● PROMPT
Return all the data below as it stands, minus the pictures.

● Stored records

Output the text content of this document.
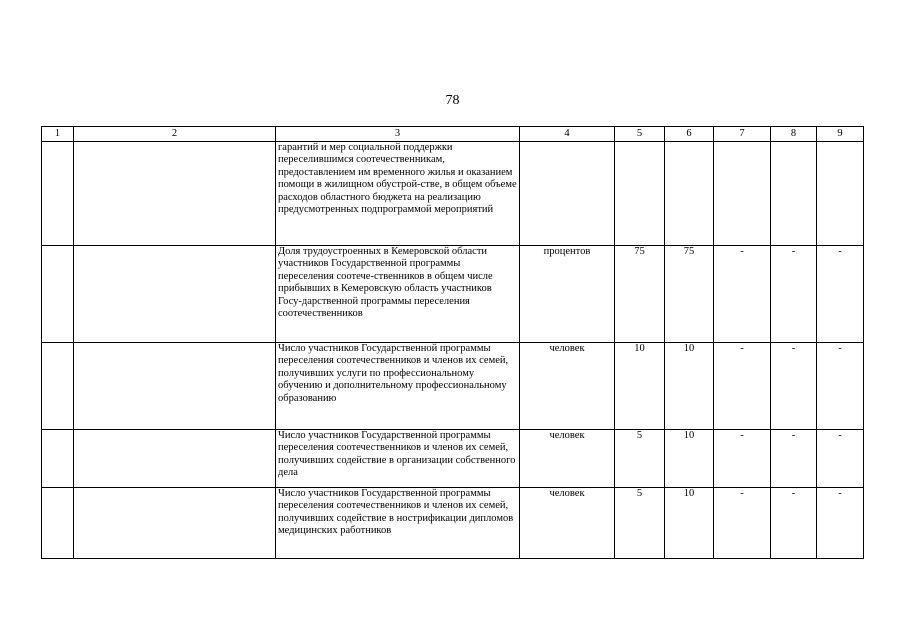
78
1	2	3	4	5	6	7	8	9
		гарантий и мер социальной поддержки переселившимся соотечественникам, предоставлением им временного жилья и оказанием помощи в жилищном обустрой-стве, в общем объеме расходов областного бюджета на реализацию предусмотренных подпрограммой мероприятий						
		Доля трудоустроенных в Кемеровской области участников Государственной программы переселения соотече-ственников в общем числе прибывших в Кемеровскую область участников Госу-дарственной программы переселения соотечественников	процентов	75	75	-	-	-
		Число участников Государственной программы переселения соотечественников и членов их семей, получивших услуги по профессиональному обучению и дополнительному профессиональному образованию	человек	10	10	-	-	-
		Число участников Государственной программы переселения соотечественников и членов их семей, получивших содействие в организации собственного дела	человек	5	10	-	-	-
		Число участников Государственной программы переселения соотечественников и членов их семей, получивших содействие в нострификации дипломов медицинских работников	человек	5	10	-	-	-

● CORRECT ANSWER
Output the text content of this document.
78
1	2	3	4	5	6	7	8	9
		гарантий и мер социальной поддержки переселившимся соотечественникам, предоставлением им временного жилья и оказанием помощи в жилищном обустрой-стве, в общем объеме расходов областного бюджета на реализацию предусмотренных подпрограммой мероприятий						
		Доля трудоустроенных в Кемеровской области участников Государственной программы переселения соотече-ственников в общем числе прибывших в Кемеровскую область участников Госу-дарственной программы переселения соотечественников	процентов	75	75	-	-	-
		Число участников Государственной программы переселения соотечественников и членов их семей, получивших услуги по профессиональному обучению и дополнительному профессиональному образованию	человек	10	10	-	-	-
		Число участников Государственной программы переселения соотечественников и членов их семей, получивших содействие в организации собственного дела	человек	5	10	-	-	-
		Число участников Государственной программы переселения соотечественников и членов их семей, получивших содействие в нострификации дипломов медицинских работников	человек	5	10	-	-	-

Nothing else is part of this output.